▶ _Instructions for the task_: Look through the entries below and report how many lines hold the string "thunderstorms". Only the number is wanted.

▶ _Records shown_:
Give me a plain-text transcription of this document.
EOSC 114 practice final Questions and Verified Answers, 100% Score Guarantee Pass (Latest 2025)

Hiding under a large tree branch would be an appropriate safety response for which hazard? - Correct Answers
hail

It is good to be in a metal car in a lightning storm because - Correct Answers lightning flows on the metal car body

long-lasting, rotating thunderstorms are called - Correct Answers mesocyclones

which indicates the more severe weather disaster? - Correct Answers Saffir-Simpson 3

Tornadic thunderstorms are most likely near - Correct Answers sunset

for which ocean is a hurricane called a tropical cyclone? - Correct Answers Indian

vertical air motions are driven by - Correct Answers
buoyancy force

▶ _Answer_: 2